▶ **Prompt**:
Identify the lines that contain the string "property" and copy all of them.

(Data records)
#####

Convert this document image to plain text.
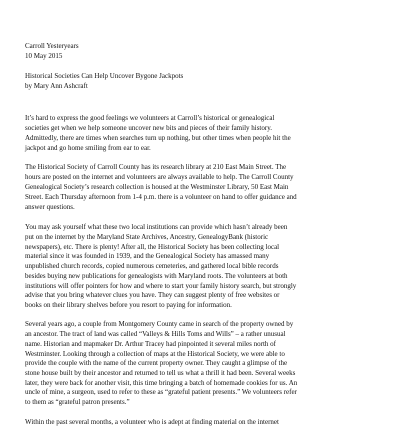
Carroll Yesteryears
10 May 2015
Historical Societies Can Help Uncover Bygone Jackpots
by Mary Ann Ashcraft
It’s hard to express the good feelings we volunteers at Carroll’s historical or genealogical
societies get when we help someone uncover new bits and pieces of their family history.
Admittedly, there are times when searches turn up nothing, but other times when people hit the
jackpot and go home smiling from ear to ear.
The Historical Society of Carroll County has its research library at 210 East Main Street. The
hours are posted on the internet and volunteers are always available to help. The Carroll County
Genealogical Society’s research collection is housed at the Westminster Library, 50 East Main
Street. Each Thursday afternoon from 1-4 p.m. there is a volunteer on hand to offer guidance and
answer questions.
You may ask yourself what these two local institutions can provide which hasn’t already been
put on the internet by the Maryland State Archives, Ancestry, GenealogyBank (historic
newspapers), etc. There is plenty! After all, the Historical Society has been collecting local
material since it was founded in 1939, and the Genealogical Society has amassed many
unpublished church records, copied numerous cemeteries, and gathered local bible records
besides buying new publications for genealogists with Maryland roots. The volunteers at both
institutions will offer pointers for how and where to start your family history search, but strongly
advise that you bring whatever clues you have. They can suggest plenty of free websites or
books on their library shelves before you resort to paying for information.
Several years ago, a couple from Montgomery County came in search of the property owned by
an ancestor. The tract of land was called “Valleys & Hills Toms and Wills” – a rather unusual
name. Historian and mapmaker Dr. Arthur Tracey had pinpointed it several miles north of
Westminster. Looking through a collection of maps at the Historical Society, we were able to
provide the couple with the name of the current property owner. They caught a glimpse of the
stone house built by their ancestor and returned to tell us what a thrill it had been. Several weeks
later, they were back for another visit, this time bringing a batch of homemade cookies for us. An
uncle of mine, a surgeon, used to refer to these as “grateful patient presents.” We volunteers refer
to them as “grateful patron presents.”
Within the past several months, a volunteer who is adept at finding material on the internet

#####

▶ **Result for this exercise**:
Several years ago, a couple from Montgomery County came in search of the property owned by
provide the couple with the name of the current property owner. They caught a glimpse of the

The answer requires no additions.